_TASK TO COMPLETE_
Repeat the whole listing exactly as written.

_TASK DATA_
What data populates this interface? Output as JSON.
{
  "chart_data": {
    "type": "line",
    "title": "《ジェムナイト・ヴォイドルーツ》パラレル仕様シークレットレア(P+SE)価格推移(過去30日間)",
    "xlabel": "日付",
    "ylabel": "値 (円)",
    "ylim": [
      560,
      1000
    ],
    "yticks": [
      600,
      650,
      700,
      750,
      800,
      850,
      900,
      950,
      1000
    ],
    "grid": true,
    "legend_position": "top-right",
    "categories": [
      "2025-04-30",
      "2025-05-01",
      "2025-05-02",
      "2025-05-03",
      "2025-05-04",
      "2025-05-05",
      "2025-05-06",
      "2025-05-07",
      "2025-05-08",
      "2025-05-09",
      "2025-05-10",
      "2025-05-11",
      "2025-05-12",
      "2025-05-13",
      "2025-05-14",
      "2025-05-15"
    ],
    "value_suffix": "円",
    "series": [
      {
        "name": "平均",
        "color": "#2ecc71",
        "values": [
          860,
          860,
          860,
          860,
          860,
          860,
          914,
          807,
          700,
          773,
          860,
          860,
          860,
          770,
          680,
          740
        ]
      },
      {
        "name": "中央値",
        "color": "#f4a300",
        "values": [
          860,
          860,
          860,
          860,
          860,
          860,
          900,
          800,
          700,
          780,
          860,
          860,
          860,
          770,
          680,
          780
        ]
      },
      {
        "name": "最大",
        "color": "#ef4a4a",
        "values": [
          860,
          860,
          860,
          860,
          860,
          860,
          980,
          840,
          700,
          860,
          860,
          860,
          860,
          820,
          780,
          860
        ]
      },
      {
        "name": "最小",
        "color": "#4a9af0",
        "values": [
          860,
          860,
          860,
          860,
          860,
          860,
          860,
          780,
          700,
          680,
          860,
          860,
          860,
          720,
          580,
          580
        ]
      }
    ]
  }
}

_TASK RESPONSE_
What data populates this interface? Output as JSON.
{
  "chart_data": {
    "type": "line",
    "title": "《ジェムナイト・ヴォイドルーツ》パラレル仕様シークレットレア(P+SE)価格推移(過去30日間)",
    "xlabel": "日付",
    "ylabel": "値 (円)",
    "ylim": [
      560,
      1000
    ],
    "yticks": [
      600,
      650,
      700,
      750,
      800,
      850,
      900,
      950,
      1000
    ],
    "grid": true,
    "legend_position": "top-right",
    "categories": [
      "2025-04-30",
      "2025-05-01",
      "2025-05-02",
      "2025-05-03",
      "2025-05-04",
      "2025-05-05",
      "2025-05-06",
      "2025-05-07",
      "2025-05-08",
      "2025-05-09",
      "2025-05-10",
      "2025-05-11",
      "2025-05-12",
      "2025-05-13",
      "2025-05-14",
      "2025-05-15"
    ],
    "value_suffix": "円",
    "series": [
      {
        "name": "平均",
        "color": "#2ecc71",
        "values": [
          860,
          860,
          860,
          860,
          860,
          860,
          914,
          807,
          700,
          773,
          860,
          860,
          860,
          770,
          680,
          740
        ]
      },
      {
        "name": "中央値",
        "color": "#f4a300",
        "values": [
          860,
          860,
          860,
          860,
          860,
          860,
          900,
          800,
          700,
          780,
          860,
          860,
          860,
          770,
          680,
          780
        ]
      },
      {
        "name": "最大",
        "color": "#ef4a4a",
        "values": [
          860,
          860,
          860,
          860,
          860,
          860,
          980,
          840,
          700,
          860,
          860,
          860,
          860,
          820,
          780,
          860
        ]
      },
      {
        "name": "最小",
        "color": "#4a9af0",
        "values": [
          860,
          860,
          860,
          860,
          860,
          860,
          860,
          780,
          700,
          680,
          860,
          860,
          860,
          720,
          580,
          580
        ]
      }
    ]
  }
}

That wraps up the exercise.